▶ **DATASET RECORDS**
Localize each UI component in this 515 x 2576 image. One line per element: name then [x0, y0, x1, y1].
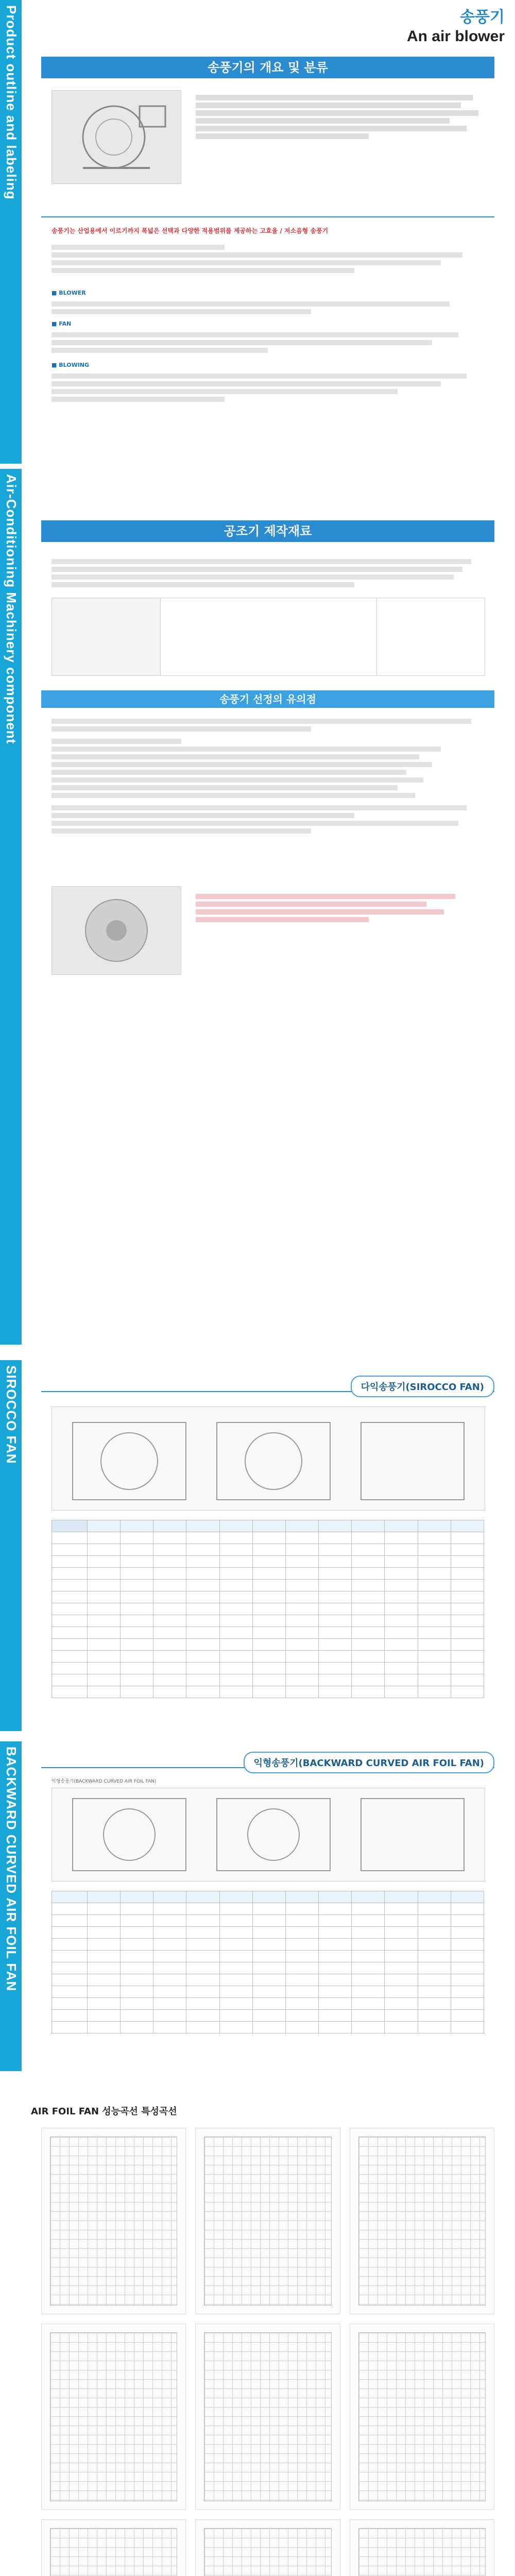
- fan-drawing-icon: [52, 887, 181, 974]
- item-blowing: ■ BLOWING: [52, 362, 90, 368]
- airfoil-drawing: [52, 1788, 485, 1882]
- airfoil-schematic-icon: [52, 1788, 485, 1881]
- sidebar-label: BACKWARD CURVED AIR FOIL FAN: [4, 1747, 19, 1992]
- table-header: [319, 1520, 352, 1532]
- selection-text: [52, 716, 484, 836]
- sirocco-schematic-icon: [52, 1407, 485, 1510]
- sidebar-label: SIROCCO FAN: [4, 1365, 19, 1464]
- table-row: [52, 1974, 484, 1986]
- item-blower: ■ BLOWER: [52, 290, 86, 296]
- table-row: [52, 1891, 484, 1903]
- performance-curve-chart: [195, 2519, 340, 2576]
- divider: [41, 216, 494, 217]
- performance-curve-chart: [350, 2128, 494, 2314]
- table-row: [52, 2022, 484, 2033]
- curve-row: [41, 2128, 494, 2314]
- fan-photo: [52, 886, 181, 975]
- sirocco-drawing: [52, 1406, 485, 1511]
- chart-grid: [358, 2528, 486, 2576]
- table-header: [352, 1520, 385, 1532]
- airfoil-drawing-caption: 익형송풍기(BACKWARD CURVED AIR FOIL FAN): [52, 1779, 157, 1784]
- performance-curve-chart: [195, 2128, 340, 2314]
- blower-subtitle: 송풍기는 산업용에서 이르기까지 폭넓은 선택과 다양한 적용범위를 제공하는 고효율 / 저소음형 송풍기: [52, 227, 329, 234]
- curve-row: [41, 2324, 494, 2510]
- sidebar-air-conditioning: [0, 469, 22, 1345]
- chart-grid: [358, 2332, 486, 2501]
- chart-grid: [358, 2137, 486, 2306]
- sidebar-sirocco: [0, 1360, 22, 1731]
- blower-drawing-icon: [52, 91, 181, 183]
- materials-intro: [52, 556, 484, 590]
- performance-curve-chart: [350, 2324, 494, 2510]
- table-row: [52, 1639, 484, 1651]
- item-fan: ■ FAN: [52, 320, 72, 327]
- chart-grid: [204, 2137, 331, 2306]
- table-row: [52, 1903, 484, 1915]
- item-blowing-text: [52, 371, 484, 404]
- table-row: [52, 1951, 484, 1962]
- section-subbar-selection: 송풍기 선정의 유의점: [41, 690, 494, 708]
- sidebar-backward-curved: [0, 1741, 22, 2071]
- table-header: [451, 1520, 484, 1532]
- page-title-en: An air blower: [406, 28, 505, 45]
- sirocco-title: 다익송풍기(SIROCCO FAN): [351, 1376, 494, 1397]
- blower-text-block: [52, 242, 484, 276]
- item-fan-text: [52, 330, 484, 355]
- table-row: [52, 1686, 484, 1698]
- table-row: [52, 1927, 484, 1939]
- table-header: [418, 1520, 451, 1532]
- performance-curve-chart: [41, 2519, 186, 2576]
- blower-illustration: [52, 90, 181, 184]
- performance-curve-chart: [41, 2324, 186, 2510]
- table-header: [52, 1891, 88, 1903]
- table-row: [52, 1627, 484, 1639]
- airfoil-title-row: [41, 1752, 494, 1768]
- table-row: [52, 1532, 484, 1544]
- chart-grid: [50, 2332, 177, 2501]
- table-header: [121, 1520, 153, 1532]
- item-blower-text: [52, 299, 484, 317]
- table-row: [52, 1651, 484, 1663]
- section-bar-materials: 공조기 제작재료: [41, 520, 494, 542]
- curves-title-1: AIR FOIL FAN 성능곡선 특성곡선: [31, 2106, 177, 2117]
- sidebar-label: Air-Conditioning Machinery component: [4, 474, 19, 744]
- table-row: [52, 1615, 484, 1627]
- table-row: [52, 1520, 484, 1532]
- table-header: [88, 1520, 121, 1532]
- airfoil-table: [52, 1891, 484, 2033]
- table-row: [52, 1962, 484, 1974]
- chart-grid: [50, 2528, 177, 2576]
- sidebar-product-outline: [0, 0, 22, 464]
- page-header: [407, 4, 505, 45]
- table-row: [52, 1663, 484, 1674]
- sirocco-title-row: [41, 1376, 494, 1392]
- table-header: [285, 1520, 318, 1532]
- table-row: [52, 1986, 484, 1998]
- table-header: [52, 1520, 88, 1532]
- materials-col: [161, 598, 377, 675]
- table-header: [186, 1520, 219, 1532]
- table-row: [52, 1544, 484, 1556]
- table-row: [52, 1674, 484, 1686]
- table-row: [52, 1998, 484, 2010]
- table-row: [52, 1939, 484, 1951]
- section-bar-overview: 송풍기의 개요 및 분류: [41, 57, 494, 78]
- sirocco-table: [52, 1520, 484, 1698]
- fan-note: [196, 891, 484, 925]
- table-header: [219, 1520, 252, 1532]
- chart-grid: [50, 2137, 177, 2306]
- table-row: [52, 1580, 484, 1591]
- page-title-ko: 송풍기: [460, 8, 505, 26]
- table-row: [52, 1556, 484, 1568]
- sidebar-label: Product outline and labeling: [4, 5, 19, 200]
- overview-paragraph: [196, 93, 484, 141]
- airfoil-title: 익형송풍기(BACKWARD CURVED AIR FOIL FAN): [244, 1752, 494, 1773]
- materials-col: [377, 598, 485, 675]
- table-row: [52, 1603, 484, 1615]
- table-row: [52, 2010, 484, 2022]
- curve-row: [41, 2519, 494, 2576]
- table-header: [252, 1520, 285, 1532]
- chart-grid: [204, 2332, 331, 2501]
- table-row: [52, 1568, 484, 1580]
- table-header: [153, 1520, 186, 1532]
- performance-curve-chart: [41, 2128, 186, 2314]
- materials-col: [52, 598, 161, 675]
- chart-grid: [204, 2528, 331, 2576]
- table-row: [52, 1915, 484, 1927]
- materials-table: [52, 598, 485, 676]
- table-row: [52, 1591, 484, 1603]
- performance-curve-chart: [350, 2519, 494, 2576]
- table-header: [385, 1520, 418, 1532]
- performance-curve-chart: [195, 2324, 340, 2510]
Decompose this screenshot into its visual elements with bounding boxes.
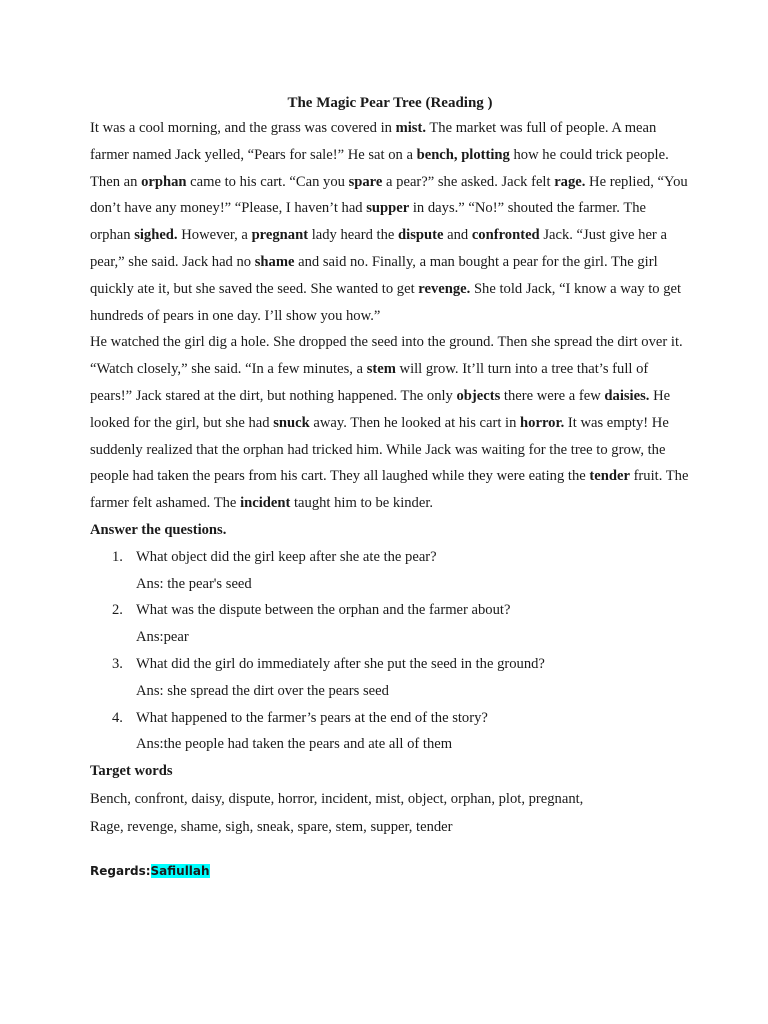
story-paragraph-2 [90,329,690,517]
story-text: fruit. The farmer felt ashamed. The [90,468,689,512]
answer-text: Ans: she spread the dirt over the pears seed [136,682,389,699]
story-text: a pear?” she asked. Jack felt [382,173,555,190]
question-item [90,651,690,705]
vocabulary-word: objects [456,387,501,404]
story-text: It was a cool morning, and the grass was covered in [90,120,396,136]
vocabulary-word: shame [254,253,295,270]
story-text: He watched the girl dig a hole. She dropped the seed into the ground. Then she spread the dirt over it. “Watch closely,” she said. “In a few minutes, a [90,334,683,378]
story-text: away. Then he looked at his cart in [309,414,521,431]
regards-label: Regards: [90,863,151,878]
vocabulary-word: bench, plotting [416,146,510,163]
story-paragraph-1 [90,115,690,329]
target-words-heading: Target words [90,763,173,780]
story-text: lady heard the [308,227,399,244]
question-text: What happened to the farmer’s pears at the end of the story? [136,709,488,726]
answer-text: Ans:pear [136,629,189,646]
story-text: Jack. “Just give her a pear,” she said. Jack had no [90,227,667,270]
story-text: It was empty! He suddenly realized that the orphan had tricked him. While Jack was waiting for the tree to grow, the people had taken the pears from his cart. They all laughed while they were eating the [90,414,669,485]
vocabulary-word: dispute [398,227,444,244]
vocabulary-word: orphan [141,173,187,190]
vocabulary-word: snuck [273,414,310,431]
question-text: What was the dispute between the orphan and the farmer about? [136,602,511,619]
story-text: there were a few [500,387,605,404]
document-title: The Magic Pear Tree (Reading ) [287,95,493,111]
question-item [90,705,690,759]
question-item [90,597,690,651]
story-text: how he could trick people. Then an [90,146,669,190]
vocabulary-word: stem [366,361,396,378]
vocabulary-word: confronted [471,227,540,244]
questions-heading: Answer the questions. [90,521,227,538]
story-text: The market was full of people. A mean farmer named Jack yelled, “Pears for sale!” He sat on a [90,120,657,163]
answer-text: Ans: the pear's seed [136,575,252,592]
story-text: She told Jack, “I know a way to get hundreds of pears in one day. I’ll show you how.” [90,280,682,324]
vocabulary-word: rage. [554,173,586,190]
story-text: will grow. It’ll turn into a tree that’s full of pears!” Jack stared at the dirt, but nothing happened. The only [90,361,649,404]
vocabulary-word: pregnant [251,227,309,244]
author-name: Safiullah [150,863,210,878]
vocabulary-word: daisies. [604,387,650,404]
story-text: in days.” “No!” shouted the farmer. The orphan [90,200,647,244]
question-number: 1. [112,548,123,565]
question-text: What did the girl do immediately after she put the seed in the ground? [136,655,545,672]
vocabulary-word: supper [366,200,410,217]
vocabulary-word: sighed. [134,227,178,244]
question-text: What object did the girl keep after she ate the pear? [136,548,437,565]
question-number: 4. [112,709,123,726]
answer-text: Ans:the people had taken the pears and ate all of them [136,736,453,753]
document-page [90,93,690,881]
story-text: He looked for the girl, but she had [90,387,671,431]
questions-list [90,544,690,758]
vocabulary-word: mist. [395,120,426,136]
question-number: 3. [112,655,123,672]
vocabulary-word: tender [589,468,630,485]
question-item [90,544,690,598]
story-text: and [443,227,472,244]
question-number: 2. [112,602,123,619]
story-text: and said no. Finally, a man bought a pear for the girl. The girl quickly ate it, but she saved the seed. She wanted to get [90,253,658,297]
target-words-line-2: Rage, revenge, shame, sigh, sneak, spare, stem, supper, tender [90,818,453,835]
story-text: However, a [177,227,252,244]
story-text: taught him to be kinder. [290,495,434,512]
vocabulary-word: spare [348,173,383,190]
vocabulary-word: incident [240,495,291,512]
story-text: came to his cart. “Can you [186,173,349,190]
target-words-line-1: Bench, confront, daisy, dispute, horror, incident, mist, object, orphan, plot, pregnant, [90,790,584,807]
vocabulary-word: revenge. [418,280,471,297]
vocabulary-word: horror. [520,414,565,431]
regards-line [90,861,690,881]
story-text: He replied, “You don’t have any money!” “Please, I haven’t had [90,173,688,217]
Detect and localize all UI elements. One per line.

▶ **REQUEST**
Change "farmer" to "merchant" in the lines that begin at the one containing "story-paragraph-2 [90,329,690,517]" and end after the one containing "question-text: What happened". Output only those lines, with nothing else altered.

▶ **FINAL RESULT**
story-paragraph-2 [90,329,690,517]
story-text: fruit. The merchant felt ashamed. The [90,468,689,512]
answer-text: Ans: she spread the dirt over the pears seed [136,682,389,699]
story-text: a pear?” she asked. Jack felt [382,173,555,190]
question-item [90,651,690,705]
vocabulary-word: objects [456,387,501,404]
story-text: It was a cool morning, and the grass was covered in [90,120,396,136]
vocabulary-word: shame [254,253,295,270]
story-text: He watched the girl dig a hole. She dropped the seed into the ground. Then she spread the dirt over it. “Watch closely,” she said. “In a few minutes, a [90,334,683,378]
story-text: away. Then he looked at his cart in [309,414,521,431]
regards-label: Regards: [90,863,151,878]
vocabulary-word: bench, plotting [416,146,510,163]
story-paragraph-1 [90,115,690,329]
target-words-heading: Target words [90,763,173,780]
story-text: lady heard the [308,227,399,244]
question-text: What happened to the merchant’s pears at the end of the story? [136,709,488,726]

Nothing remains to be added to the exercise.